Omit every picture and return the rest of the data unaltered.
========================
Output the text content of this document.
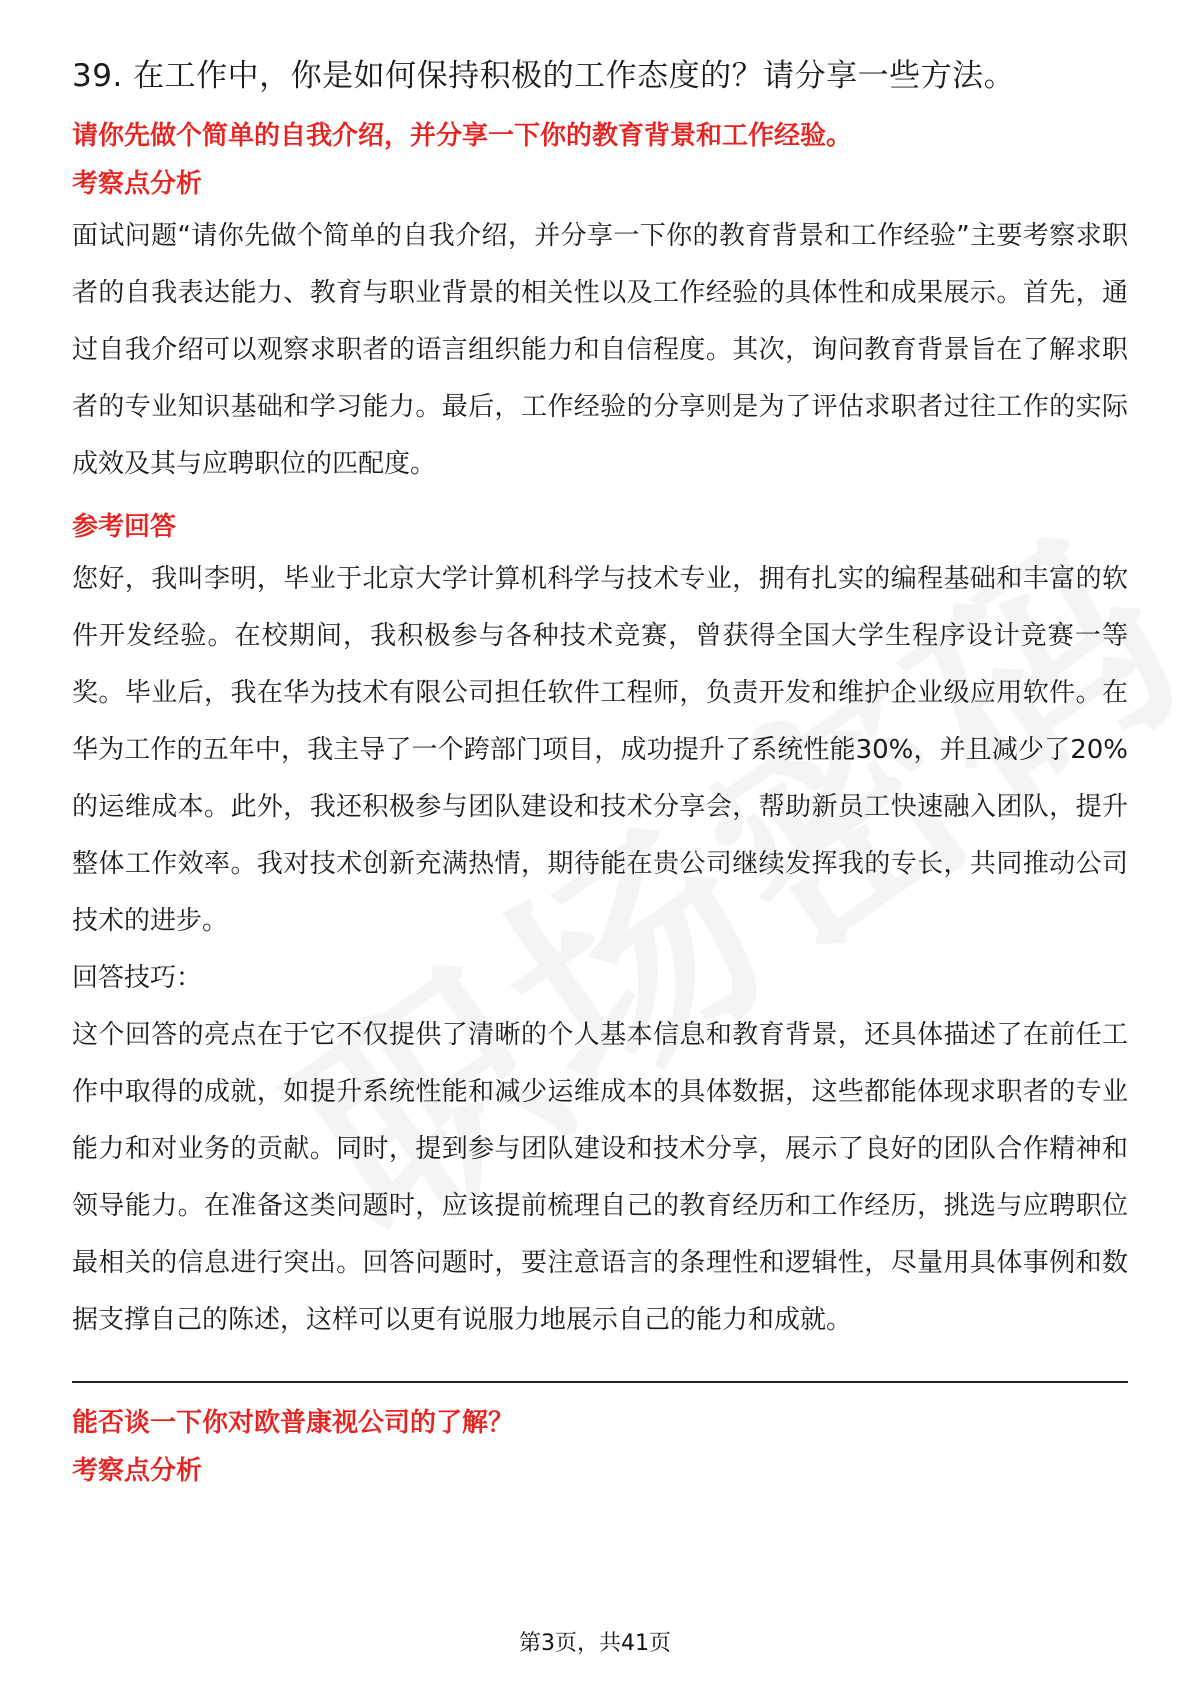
39. 在工作中，你是如何保持积极的工作态度的？请分享一些方法。
请你先做个简单的自我介绍，并分享一下你的教育背景和工作经验。
考察点分析

面试问题“请你先做个简单的自我介绍，并分享一下你的教育背景和工作经验”主要考察求职者的自我表达能力、教育与职业背景的相关性以及工作经验的具体性和成果展示。首先，通过自我介绍可以观察求职者的语言组织能力和自信程度。其次，询问教育背景旨在了解求职者的专业知识基础和学习能力。最后，工作经验的分享则是为了评估求职者过往工作的实际成效及其与应聘职位的匹配度。

参考回答

您好，我叫李明，毕业于北京大学计算机科学与技术专业，拥有扎实的编程基础和丰富的软件开发经验。在校期间，我积极参与各种技术竞赛，曾获得全国大学生程序设计竞赛一等奖。毕业后，我在华为技术有限公司担任软件工程师，负责开发和维护企业级应用软件。在华为工作的五年中，我主导了一个跨部门项目，成功提升了系统性能30%，并且减少了20%的运维成本。此外，我还积极参与团队建设和技术分享会，帮助新员工快速融入团队，提升整体工作效率。我对技术创新充满热情，期待能在贵公司继续发挥我的专长，共同推动公司技术的进步。

回答技巧：

这个回答的亮点在于它不仅提供了清晰的个人基本信息和教育背景，还具体描述了在前任工作中取得的成就，如提升系统性能和减少运维成本的具体数据，这些都能体现求职者的专业能力和对业务的贡献。同时，提到参与团队建设和技术分享，展示了良好的团队合作精神和领导能力。在准备这类问题时，应该提前梳理自己的教育经历和工作经历，挑选与应聘职位最相关的信息进行突出。回答问题时，要注意语言的条理性和逻辑性，尽量用具体事例和数据支撑自己的陈述，这样可以更有说服力地展示自己的能力和成就。

能否谈一下你对欧普康视公司的了解？
考察点分析
第3页，共41页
========================
■ **Response to this exercise**:
Output the text content of this document.
39. 在工作中，你是如何保持积极的工作态度的？请分享一些方法。
请你先做个简单的自我介绍，并分享一下你的教育背景和工作经验。
考察点分析

面试问题“请你先做个简单的自我介绍，并分享一下你的教育背景和工作经验”主要考察求职者的自我表达能力、教育与职业背景的相关性以及工作经验的具体性和成果展示。首先，通过自我介绍可以观察求职者的语言组织能力和自信程度。其次，询问教育背景旨在了解求职者的专业知识基础和学习能力。最后，工作经验的分享则是为了评估求职者过往工作的实际成效及其与应聘职位的匹配度。

参考回答

您好，我叫李明，毕业于北京大学计算机科学与技术专业，拥有扎实的编程基础和丰富的软件开发经验。在校期间，我积极参与各种技术竞赛，曾获得全国大学生程序设计竞赛一等奖。毕业后，我在华为技术有限公司担任软件工程师，负责开发和维护企业级应用软件。在华为工作的五年中，我主导了一个跨部门项目，成功提升了系统性能30%，并且减少了20%的运维成本。此外，我还积极参与团队建设和技术分享会，帮助新员工快速融入团队，提升整体工作效率。我对技术创新充满热情，期待能在贵公司继续发挥我的专长，共同推动公司技术的进步。

回答技巧：

这个回答的亮点在于它不仅提供了清晰的个人基本信息和教育背景，还具体描述了在前任工作中取得的成就，如提升系统性能和减少运维成本的具体数据，这些都能体现求职者的专业能力和对业务的贡献。同时，提到参与团队建设和技术分享，展示了良好的团队合作精神和领导能力。在准备这类问题时，应该提前梳理自己的教育经历和工作经历，挑选与应聘职位最相关的信息进行突出。回答问题时，要注意语言的条理性和逻辑性，尽量用具体事例和数据支撑自己的陈述，这样可以更有说服力地展示自己的能力和成就。

能否谈一下你对欧普康视公司的了解？
考察点分析
第3页，共41页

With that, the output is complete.